• TASK REQUIREMENTS
Transcribe the material below exactly as it appears.

Entries with figure data
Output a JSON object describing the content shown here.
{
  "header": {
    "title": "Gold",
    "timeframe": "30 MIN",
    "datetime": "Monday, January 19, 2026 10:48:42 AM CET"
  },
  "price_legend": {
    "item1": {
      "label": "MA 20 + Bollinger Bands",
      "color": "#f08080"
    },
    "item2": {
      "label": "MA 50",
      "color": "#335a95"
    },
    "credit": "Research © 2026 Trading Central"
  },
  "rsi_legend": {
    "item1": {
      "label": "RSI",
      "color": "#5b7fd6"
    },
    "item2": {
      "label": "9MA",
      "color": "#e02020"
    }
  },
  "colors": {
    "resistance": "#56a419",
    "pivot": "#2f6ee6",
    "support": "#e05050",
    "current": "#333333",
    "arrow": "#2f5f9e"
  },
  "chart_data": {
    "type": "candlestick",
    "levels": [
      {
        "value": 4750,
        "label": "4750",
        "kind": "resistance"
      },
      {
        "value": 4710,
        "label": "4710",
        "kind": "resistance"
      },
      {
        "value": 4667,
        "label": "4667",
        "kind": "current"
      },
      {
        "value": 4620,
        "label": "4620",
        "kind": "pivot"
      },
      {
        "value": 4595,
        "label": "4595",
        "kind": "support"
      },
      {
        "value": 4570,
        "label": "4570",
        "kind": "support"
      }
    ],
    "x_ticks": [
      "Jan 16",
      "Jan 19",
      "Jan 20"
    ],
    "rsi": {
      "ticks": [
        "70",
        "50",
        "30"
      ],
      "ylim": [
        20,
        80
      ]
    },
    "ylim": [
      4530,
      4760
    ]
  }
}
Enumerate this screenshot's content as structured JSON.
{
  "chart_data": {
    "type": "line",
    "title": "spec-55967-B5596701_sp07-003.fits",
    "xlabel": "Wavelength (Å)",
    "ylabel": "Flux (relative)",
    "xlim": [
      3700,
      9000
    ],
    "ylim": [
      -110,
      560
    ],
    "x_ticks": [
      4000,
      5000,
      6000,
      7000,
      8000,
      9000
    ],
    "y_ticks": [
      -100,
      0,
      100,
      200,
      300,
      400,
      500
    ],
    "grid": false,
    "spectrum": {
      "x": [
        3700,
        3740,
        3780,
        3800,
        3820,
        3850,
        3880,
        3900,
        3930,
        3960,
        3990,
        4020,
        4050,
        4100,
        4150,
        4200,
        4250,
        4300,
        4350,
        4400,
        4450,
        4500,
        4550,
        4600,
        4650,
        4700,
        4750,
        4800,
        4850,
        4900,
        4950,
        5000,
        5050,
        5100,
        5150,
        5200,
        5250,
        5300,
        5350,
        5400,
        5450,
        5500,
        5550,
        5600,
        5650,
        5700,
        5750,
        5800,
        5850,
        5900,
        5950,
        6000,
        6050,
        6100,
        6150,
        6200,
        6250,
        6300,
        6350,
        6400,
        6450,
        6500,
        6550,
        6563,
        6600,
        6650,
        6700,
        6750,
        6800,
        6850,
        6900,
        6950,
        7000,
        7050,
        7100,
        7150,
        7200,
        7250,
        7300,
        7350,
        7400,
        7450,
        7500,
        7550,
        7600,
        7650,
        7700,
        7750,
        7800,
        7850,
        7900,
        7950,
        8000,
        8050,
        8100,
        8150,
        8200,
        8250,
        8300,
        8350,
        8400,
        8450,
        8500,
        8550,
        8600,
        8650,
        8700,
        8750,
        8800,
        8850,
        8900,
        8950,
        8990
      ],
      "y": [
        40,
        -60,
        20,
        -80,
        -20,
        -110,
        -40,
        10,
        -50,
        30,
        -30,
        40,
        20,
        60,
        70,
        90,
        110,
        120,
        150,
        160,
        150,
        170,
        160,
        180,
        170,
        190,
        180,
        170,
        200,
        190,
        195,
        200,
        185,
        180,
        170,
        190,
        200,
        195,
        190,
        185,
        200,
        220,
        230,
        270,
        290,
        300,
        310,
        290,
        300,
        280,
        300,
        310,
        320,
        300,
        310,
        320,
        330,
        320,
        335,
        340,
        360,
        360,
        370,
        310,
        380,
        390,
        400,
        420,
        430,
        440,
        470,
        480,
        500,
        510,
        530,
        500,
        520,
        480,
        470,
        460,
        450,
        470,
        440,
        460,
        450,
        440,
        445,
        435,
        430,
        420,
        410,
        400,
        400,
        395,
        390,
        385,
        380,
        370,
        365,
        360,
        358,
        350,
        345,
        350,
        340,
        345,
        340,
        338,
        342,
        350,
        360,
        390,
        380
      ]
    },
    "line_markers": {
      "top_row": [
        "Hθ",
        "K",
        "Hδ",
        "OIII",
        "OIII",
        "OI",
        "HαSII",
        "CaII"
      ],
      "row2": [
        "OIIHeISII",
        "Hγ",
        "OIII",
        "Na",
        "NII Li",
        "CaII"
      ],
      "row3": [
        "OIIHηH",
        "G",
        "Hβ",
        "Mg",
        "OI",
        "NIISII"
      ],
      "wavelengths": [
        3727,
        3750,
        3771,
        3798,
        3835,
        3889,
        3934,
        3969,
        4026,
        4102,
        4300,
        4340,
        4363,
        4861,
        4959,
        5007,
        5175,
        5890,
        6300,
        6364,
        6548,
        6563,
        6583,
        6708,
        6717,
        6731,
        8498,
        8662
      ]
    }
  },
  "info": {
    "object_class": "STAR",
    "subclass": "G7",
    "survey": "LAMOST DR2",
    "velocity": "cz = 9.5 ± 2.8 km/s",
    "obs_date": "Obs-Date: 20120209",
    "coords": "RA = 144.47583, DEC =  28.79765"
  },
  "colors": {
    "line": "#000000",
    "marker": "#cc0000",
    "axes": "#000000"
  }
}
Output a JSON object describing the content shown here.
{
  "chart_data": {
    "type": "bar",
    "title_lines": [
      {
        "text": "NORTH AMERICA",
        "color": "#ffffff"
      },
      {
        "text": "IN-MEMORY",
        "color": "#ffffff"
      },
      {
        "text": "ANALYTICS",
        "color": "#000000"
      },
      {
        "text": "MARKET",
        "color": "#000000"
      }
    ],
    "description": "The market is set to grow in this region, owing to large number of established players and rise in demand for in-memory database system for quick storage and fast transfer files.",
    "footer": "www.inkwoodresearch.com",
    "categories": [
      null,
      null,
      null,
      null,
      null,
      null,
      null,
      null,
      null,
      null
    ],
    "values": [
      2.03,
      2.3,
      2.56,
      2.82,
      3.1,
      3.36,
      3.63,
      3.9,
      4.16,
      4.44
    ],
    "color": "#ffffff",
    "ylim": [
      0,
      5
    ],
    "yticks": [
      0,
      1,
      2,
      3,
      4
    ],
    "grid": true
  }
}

• RESULT OF THE TASK
Output a JSON object describing the content shown here.
{
  "header": {
    "title": "Gold",
    "timeframe": "30 MIN",
    "datetime": "Monday, January 19, 2026 10:48:42 AM CET"
  },
  "price_legend": {
    "item1": {
      "label": "MA 20 + Bollinger Bands",
      "color": "#f08080"
    },
    "item2": {
      "label": "MA 50",
      "color": "#335a95"
    },
    "credit": "Research © 2026 Trading Central"
  },
  "rsi_legend": {
    "item1": {
      "label": "RSI",
      "color": "#5b7fd6"
    },
    "item2": {
      "label": "9MA",
      "color": "#e02020"
    }
  },
  "colors": {
    "resistance": "#56a419",
    "pivot": "#2f6ee6",
    "support": "#e05050",
    "current": "#333333",
    "arrow": "#2f5f9e"
  },
  "chart_data": {
    "type": "candlestick",
    "levels": [
      {
        "value": 4750,
        "label": "4750",
        "kind": "resistance"
      },
      {
        "value": 4710,
        "label": "4710",
        "kind": "resistance"
      },
      {
        "value": 4667,
        "label": "4667",
        "kind": "current"
      },
      {
        "value": 4620,
        "label": "4620",
        "kind": "pivot"
      },
      {
        "value": 4595,
        "label": "4595",
        "kind": "support"
      },
      {
        "value": 4570,
        "label": "4570",
        "kind": "support"
      }
    ],
    "x_ticks": [
      "Jan 16",
      "Jan 19",
      "Jan 20"
    ],
    "rsi": {
      "ticks": [
        "70",
        "50",
        "30"
      ],
      "ylim": [
        20,
        80
      ]
    },
    "ylim": [
      4530,
      4760
    ]
  }
}
Enumerate this screenshot's content as structured JSON.
{
  "chart_data": {
    "type": "line",
    "title": "spec-55967-B5596701_sp07-003.fits",
    "xlabel": "Wavelength (Å)",
    "ylabel": "Flux (relative)",
    "xlim": [
      3700,
      9000
    ],
    "ylim": [
      -110,
      560
    ],
    "x_ticks": [
      4000,
      5000,
      6000,
      7000,
      8000,
      9000
    ],
    "y_ticks": [
      -100,
      0,
      100,
      200,
      300,
      400,
      500
    ],
    "grid": false,
    "spectrum": {
      "x": [
        3700,
        3740,
        3780,
        3800,
        3820,
        3850,
        3880,
        3900,
        3930,
        3960,
        3990,
        4020,
        4050,
        4100,
        4150,
        4200,
        4250,
        4300,
        4350,
        4400,
        4450,
        4500,
        4550,
        4600,
        4650,
        4700,
        4750,
        4800,
        4850,
        4900,
        4950,
        5000,
        5050,
        5100,
        5150,
        5200,
        5250,
        5300,
        5350,
        5400,
        5450,
        5500,
        5550,
        5600,
        5650,
        5700,
        5750,
        5800,
        5850,
        5900,
        5950,
        6000,
        6050,
        6100,
        6150,
        6200,
        6250,
        6300,
        6350,
        6400,
        6450,
        6500,
        6550,
        6563,
        6600,
        6650,
        6700,
        6750,
        6800,
        6850,
        6900,
        6950,
        7000,
        7050,
        7100,
        7150,
        7200,
        7250,
        7300,
        7350,
        7400,
        7450,
        7500,
        7550,
        7600,
        7650,
        7700,
        7750,
        7800,
        7850,
        7900,
        7950,
        8000,
        8050,
        8100,
        8150,
        8200,
        8250,
        8300,
        8350,
        8400,
        8450,
        8500,
        8550,
        8600,
        8650,
        8700,
        8750,
        8800,
        8850,
        8900,
        8950,
        8990
      ],
      "y": [
        40,
        -60,
        20,
        -80,
        -20,
        -110,
        -40,
        10,
        -50,
        30,
        -30,
        40,
        20,
        60,
        70,
        90,
        110,
        120,
        150,
        160,
        150,
        170,
        160,
        180,
        170,
        190,
        180,
        170,
        200,
        190,
        195,
        200,
        185,
        180,
        170,
        190,
        200,
        195,
        190,
        185,
        200,
        220,
        230,
        270,
        290,
        300,
        310,
        290,
        300,
        280,
        300,
        310,
        320,
        300,
        310,
        320,
        330,
        320,
        335,
        340,
        360,
        360,
        370,
        310,
        380,
        390,
        400,
        420,
        430,
        440,
        470,
        480,
        500,
        510,
        530,
        500,
        520,
        480,
        470,
        460,
        450,
        470,
        440,
        460,
        450,
        440,
        445,
        435,
        430,
        420,
        410,
        400,
        400,
        395,
        390,
        385,
        380,
        370,
        365,
        360,
        358,
        350,
        345,
        350,
        340,
        345,
        340,
        338,
        342,
        350,
        360,
        390,
        380
      ]
    },
    "line_markers": {
      "top_row": [
        "Hθ",
        "K",
        "Hδ",
        "OIII",
        "OIII",
        "OI",
        "HαSII",
        "CaII"
      ],
      "row2": [
        "OIIHeISII",
        "Hγ",
        "OIII",
        "Na",
        "NII Li",
        "CaII"
      ],
      "row3": [
        "OIIHηH",
        "G",
        "Hβ",
        "Mg",
        "OI",
        "NIISII"
      ],
      "wavelengths": [
        3727,
        3750,
        3771,
        3798,
        3835,
        3889,
        3934,
        3969,
        4026,
        4102,
        4300,
        4340,
        4363,
        4861,
        4959,
        5007,
        5175,
        5890,
        6300,
        6364,
        6548,
        6563,
        6583,
        6708,
        6717,
        6731,
        8498,
        8662
      ]
    }
  },
  "info": {
    "object_class": "STAR",
    "subclass": "G7",
    "survey": "LAMOST DR2",
    "velocity": "cz = 9.5 ± 2.8 km/s",
    "obs_date": "Obs-Date: 20120209",
    "coords": "RA = 144.47583, DEC =  28.79765"
  },
  "colors": {
    "line": "#000000",
    "marker": "#cc0000",
    "axes": "#000000"
  }
}
Output a JSON object describing the content shown here.
{
  "chart_data": {
    "type": "bar",
    "title_lines": [
      {
        "text": "NORTH AMERICA",
        "color": "#ffffff"
      },
      {
        "text": "IN-MEMORY",
        "color": "#ffffff"
      },
      {
        "text": "ANALYTICS",
        "color": "#000000"
      },
      {
        "text": "MARKET",
        "color": "#000000"
      }
    ],
    "description": "The market is set to grow in this region, owing to large number of established players and rise in demand for in-memory database system for quick storage and fast transfer files.",
    "footer": "www.inkwoodresearch.com",
    "categories": [
      null,
      null,
      null,
      null,
      null,
      null,
      null,
      null,
      null,
      null
    ],
    "values": [
      2.03,
      2.3,
      2.56,
      2.82,
      3.1,
      3.36,
      3.63,
      3.9,
      4.16,
      4.44
    ],
    "color": "#ffffff",
    "ylim": [
      0,
      5
    ],
    "yticks": [
      0,
      1,
      2,
      3,
      4
    ],
    "grid": true
  }
}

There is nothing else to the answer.